[Start]
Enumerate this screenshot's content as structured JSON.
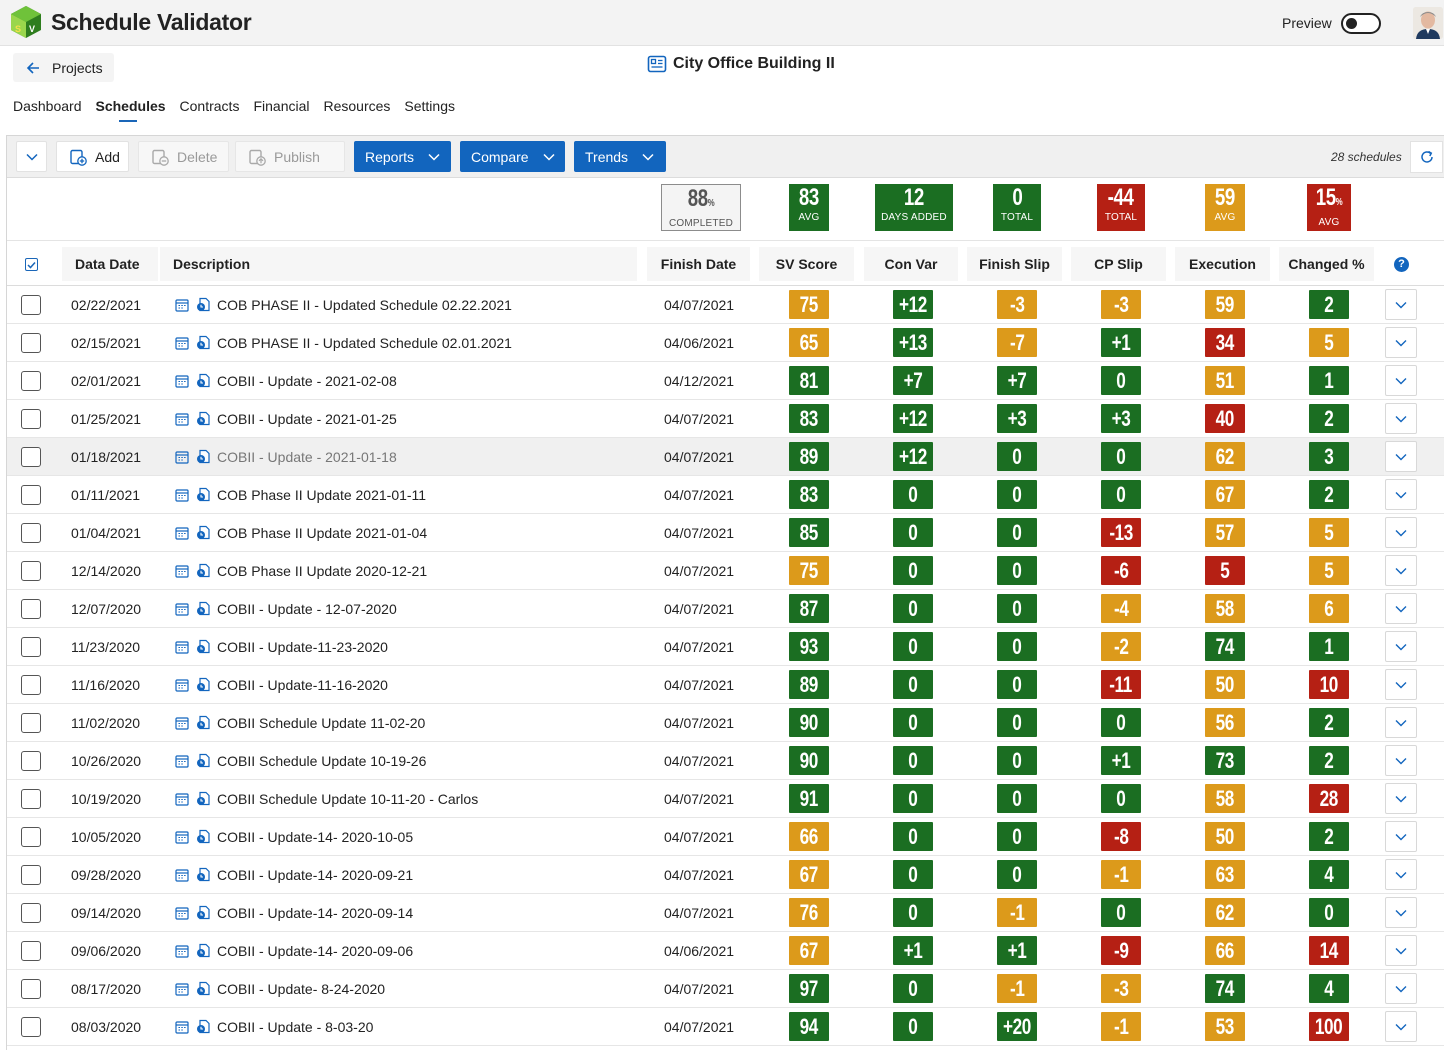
{
  "app": {
    "title": "Schedule Validator",
    "preview_label": "Preview"
  },
  "nav": {
    "back_label": "Projects",
    "project_title": "City Office Building II",
    "tabs": [
      "Dashboard",
      "Schedules",
      "Contracts",
      "Financial",
      "Resources",
      "Settings"
    ],
    "active_tab": "Schedules"
  },
  "toolbar": {
    "add_label": "Add",
    "delete_label": "Delete",
    "publish_label": "Publish",
    "reports_label": "Reports",
    "compare_label": "Compare",
    "trends_label": "Trends",
    "schedule_count": "28 schedules"
  },
  "colors": {
    "green": "#1b6e22",
    "orange": "#dc9a1b",
    "red": "#b52014",
    "blue": "#1265be"
  },
  "summary": {
    "completed": {
      "value": "88",
      "unit": "%",
      "label": "COMPLETED"
    },
    "sv_score": {
      "value": "83",
      "label": "AVG",
      "color": "green"
    },
    "con_var": {
      "value": "12",
      "label": "DAYS ADDED",
      "color": "green"
    },
    "finish_slip": {
      "value": "0",
      "label": "TOTAL",
      "color": "green"
    },
    "cp_slip": {
      "value": "-44",
      "label": "TOTAL",
      "color": "red"
    },
    "execution": {
      "value": "59",
      "label": "AVG",
      "color": "orange"
    },
    "changed": {
      "value": "15",
      "unit": "%",
      "label": "AVG",
      "color": "red"
    }
  },
  "table": {
    "headers": {
      "data_date": "Data Date",
      "description": "Description",
      "finish_date": "Finish Date",
      "sv_score": "SV Score",
      "con_var": "Con Var",
      "finish_slip": "Finish Slip",
      "cp_slip": "CP Slip",
      "execution": "Execution",
      "changed": "Changed %"
    },
    "rows": [
      {
        "date": "02/22/2021",
        "desc": "COB PHASE II - Updated Schedule 02.22.2021",
        "finish": "04/07/2021",
        "sv": [
          "75",
          "orange"
        ],
        "con": [
          "+12",
          "green"
        ],
        "fs": [
          "-3",
          "orange"
        ],
        "cp": [
          "-3",
          "orange"
        ],
        "ex": [
          "59",
          "orange"
        ],
        "ch": [
          "2",
          "green"
        ]
      },
      {
        "date": "02/15/2021",
        "desc": "COB PHASE II - Updated Schedule 02.01.2021",
        "finish": "04/06/2021",
        "sv": [
          "65",
          "orange"
        ],
        "con": [
          "+13",
          "green"
        ],
        "fs": [
          "-7",
          "orange"
        ],
        "cp": [
          "+1",
          "green"
        ],
        "ex": [
          "34",
          "red"
        ],
        "ch": [
          "5",
          "orange"
        ]
      },
      {
        "date": "02/01/2021",
        "desc": "COBII - Update - 2021-02-08",
        "finish": "04/12/2021",
        "sv": [
          "81",
          "green"
        ],
        "con": [
          "+7",
          "green"
        ],
        "fs": [
          "+7",
          "green"
        ],
        "cp": [
          "0",
          "green"
        ],
        "ex": [
          "51",
          "orange"
        ],
        "ch": [
          "1",
          "green"
        ]
      },
      {
        "date": "01/25/2021",
        "desc": "COBII - Update - 2021-01-25",
        "finish": "04/07/2021",
        "sv": [
          "83",
          "green"
        ],
        "con": [
          "+12",
          "green"
        ],
        "fs": [
          "+3",
          "green"
        ],
        "cp": [
          "+3",
          "green"
        ],
        "ex": [
          "40",
          "red"
        ],
        "ch": [
          "2",
          "green"
        ]
      },
      {
        "date": "01/18/2021",
        "desc": "COBII - Update - 2021-01-18",
        "finish": "04/07/2021",
        "sv": [
          "89",
          "green"
        ],
        "con": [
          "+12",
          "green"
        ],
        "fs": [
          "0",
          "green"
        ],
        "cp": [
          "0",
          "green"
        ],
        "ex": [
          "62",
          "orange"
        ],
        "ch": [
          "3",
          "green"
        ],
        "highlight": true
      },
      {
        "date": "01/11/2021",
        "desc": "COB Phase II Update 2021-01-11",
        "finish": "04/07/2021",
        "sv": [
          "83",
          "green"
        ],
        "con": [
          "0",
          "green"
        ],
        "fs": [
          "0",
          "green"
        ],
        "cp": [
          "0",
          "green"
        ],
        "ex": [
          "67",
          "orange"
        ],
        "ch": [
          "2",
          "green"
        ]
      },
      {
        "date": "01/04/2021",
        "desc": "COB Phase II Update 2021-01-04",
        "finish": "04/07/2021",
        "sv": [
          "85",
          "green"
        ],
        "con": [
          "0",
          "green"
        ],
        "fs": [
          "0",
          "green"
        ],
        "cp": [
          "-13",
          "red"
        ],
        "ex": [
          "57",
          "orange"
        ],
        "ch": [
          "5",
          "orange"
        ]
      },
      {
        "date": "12/14/2020",
        "desc": "COB Phase II Update 2020-12-21",
        "finish": "04/07/2021",
        "sv": [
          "75",
          "orange"
        ],
        "con": [
          "0",
          "green"
        ],
        "fs": [
          "0",
          "green"
        ],
        "cp": [
          "-6",
          "red"
        ],
        "ex": [
          "5",
          "red"
        ],
        "ch": [
          "5",
          "orange"
        ]
      },
      {
        "date": "12/07/2020",
        "desc": "COBII - Update - 12-07-2020",
        "finish": "04/07/2021",
        "sv": [
          "87",
          "green"
        ],
        "con": [
          "0",
          "green"
        ],
        "fs": [
          "0",
          "green"
        ],
        "cp": [
          "-4",
          "orange"
        ],
        "ex": [
          "58",
          "orange"
        ],
        "ch": [
          "6",
          "orange"
        ]
      },
      {
        "date": "11/23/2020",
        "desc": "COBII - Update-11-23-2020",
        "finish": "04/07/2021",
        "sv": [
          "93",
          "green"
        ],
        "con": [
          "0",
          "green"
        ],
        "fs": [
          "0",
          "green"
        ],
        "cp": [
          "-2",
          "orange"
        ],
        "ex": [
          "74",
          "green"
        ],
        "ch": [
          "1",
          "green"
        ]
      },
      {
        "date": "11/16/2020",
        "desc": "COBII - Update-11-16-2020",
        "finish": "04/07/2021",
        "sv": [
          "89",
          "green"
        ],
        "con": [
          "0",
          "green"
        ],
        "fs": [
          "0",
          "green"
        ],
        "cp": [
          "-11",
          "red"
        ],
        "ex": [
          "50",
          "orange"
        ],
        "ch": [
          "10",
          "red"
        ]
      },
      {
        "date": "11/02/2020",
        "desc": "COBII Schedule Update 11-02-20",
        "finish": "04/07/2021",
        "sv": [
          "90",
          "green"
        ],
        "con": [
          "0",
          "green"
        ],
        "fs": [
          "0",
          "green"
        ],
        "cp": [
          "0",
          "green"
        ],
        "ex": [
          "56",
          "orange"
        ],
        "ch": [
          "2",
          "green"
        ]
      },
      {
        "date": "10/26/2020",
        "desc": "COBII Schedule Update 10-19-26",
        "finish": "04/07/2021",
        "sv": [
          "90",
          "green"
        ],
        "con": [
          "0",
          "green"
        ],
        "fs": [
          "0",
          "green"
        ],
        "cp": [
          "+1",
          "green"
        ],
        "ex": [
          "73",
          "green"
        ],
        "ch": [
          "2",
          "green"
        ]
      },
      {
        "date": "10/19/2020",
        "desc": "COBII Schedule Update 10-11-20 - Carlos",
        "finish": "04/07/2021",
        "sv": [
          "91",
          "green"
        ],
        "con": [
          "0",
          "green"
        ],
        "fs": [
          "0",
          "green"
        ],
        "cp": [
          "0",
          "green"
        ],
        "ex": [
          "58",
          "orange"
        ],
        "ch": [
          "28",
          "red"
        ]
      },
      {
        "date": "10/05/2020",
        "desc": "COBII - Update-14- 2020-10-05",
        "finish": "04/07/2021",
        "sv": [
          "66",
          "orange"
        ],
        "con": [
          "0",
          "green"
        ],
        "fs": [
          "0",
          "green"
        ],
        "cp": [
          "-8",
          "red"
        ],
        "ex": [
          "50",
          "orange"
        ],
        "ch": [
          "2",
          "green"
        ]
      },
      {
        "date": "09/28/2020",
        "desc": "COBII - Update-14- 2020-09-21",
        "finish": "04/07/2021",
        "sv": [
          "67",
          "orange"
        ],
        "con": [
          "0",
          "green"
        ],
        "fs": [
          "0",
          "green"
        ],
        "cp": [
          "-1",
          "orange"
        ],
        "ex": [
          "63",
          "orange"
        ],
        "ch": [
          "4",
          "green"
        ]
      },
      {
        "date": "09/14/2020",
        "desc": "COBII - Update-14- 2020-09-14",
        "finish": "04/07/2021",
        "sv": [
          "76",
          "orange"
        ],
        "con": [
          "0",
          "green"
        ],
        "fs": [
          "-1",
          "orange"
        ],
        "cp": [
          "0",
          "green"
        ],
        "ex": [
          "62",
          "orange"
        ],
        "ch": [
          "0",
          "green"
        ]
      },
      {
        "date": "09/06/2020",
        "desc": "COBII - Update-14- 2020-09-06",
        "finish": "04/06/2021",
        "sv": [
          "67",
          "orange"
        ],
        "con": [
          "+1",
          "green"
        ],
        "fs": [
          "+1",
          "green"
        ],
        "cp": [
          "-9",
          "red"
        ],
        "ex": [
          "66",
          "orange"
        ],
        "ch": [
          "14",
          "red"
        ]
      },
      {
        "date": "08/17/2020",
        "desc": "COBII - Update- 8-24-2020",
        "finish": "04/07/2021",
        "sv": [
          "97",
          "green"
        ],
        "con": [
          "0",
          "green"
        ],
        "fs": [
          "-1",
          "orange"
        ],
        "cp": [
          "-3",
          "orange"
        ],
        "ex": [
          "74",
          "green"
        ],
        "ch": [
          "4",
          "green"
        ]
      },
      {
        "date": "08/03/2020",
        "desc": "COBII - Update - 8-03-20",
        "finish": "04/07/2021",
        "sv": [
          "94",
          "green"
        ],
        "con": [
          "0",
          "green"
        ],
        "fs": [
          "+20",
          "green"
        ],
        "cp": [
          "-1",
          "orange"
        ],
        "ex": [
          "53",
          "orange"
        ],
        "ch": [
          "100",
          "red"
        ]
      }
    ]
  }
}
[End]
*WRITTEN INSTRUCTION:* Set out every line from the material that contains the string "Updated".

*WRITTEN RESPONSE:*
        "desc": "COB PHASE II - Updated Schedule 02.22.2021",
        "desc": "COB PHASE II - Updated Schedule 02.01.2021",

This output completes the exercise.